>> START
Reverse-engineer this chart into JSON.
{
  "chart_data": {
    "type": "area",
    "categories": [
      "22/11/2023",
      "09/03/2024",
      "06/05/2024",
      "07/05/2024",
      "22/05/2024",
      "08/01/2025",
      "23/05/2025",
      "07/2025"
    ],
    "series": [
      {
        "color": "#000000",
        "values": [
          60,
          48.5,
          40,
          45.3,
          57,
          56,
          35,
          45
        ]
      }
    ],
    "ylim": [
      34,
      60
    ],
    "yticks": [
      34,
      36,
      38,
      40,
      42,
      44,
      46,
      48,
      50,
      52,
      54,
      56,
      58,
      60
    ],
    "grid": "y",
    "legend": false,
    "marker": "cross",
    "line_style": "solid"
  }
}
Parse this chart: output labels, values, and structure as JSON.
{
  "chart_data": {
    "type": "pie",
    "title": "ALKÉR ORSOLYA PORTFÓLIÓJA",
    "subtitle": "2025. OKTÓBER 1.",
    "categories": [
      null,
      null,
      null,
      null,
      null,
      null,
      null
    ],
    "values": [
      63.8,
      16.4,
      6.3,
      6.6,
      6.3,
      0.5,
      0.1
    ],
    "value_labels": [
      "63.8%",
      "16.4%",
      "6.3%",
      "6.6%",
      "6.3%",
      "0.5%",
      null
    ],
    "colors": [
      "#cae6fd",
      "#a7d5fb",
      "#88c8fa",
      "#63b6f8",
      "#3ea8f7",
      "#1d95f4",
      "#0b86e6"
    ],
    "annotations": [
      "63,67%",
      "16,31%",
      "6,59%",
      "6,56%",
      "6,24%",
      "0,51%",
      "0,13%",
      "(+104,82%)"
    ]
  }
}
>> END
Read the entries above, then pull out the lines that include "JSON".

## RESPONSE
Reverse-engineer this chart into JSON.
Parse this chart: output labels, values, and structure as JSON.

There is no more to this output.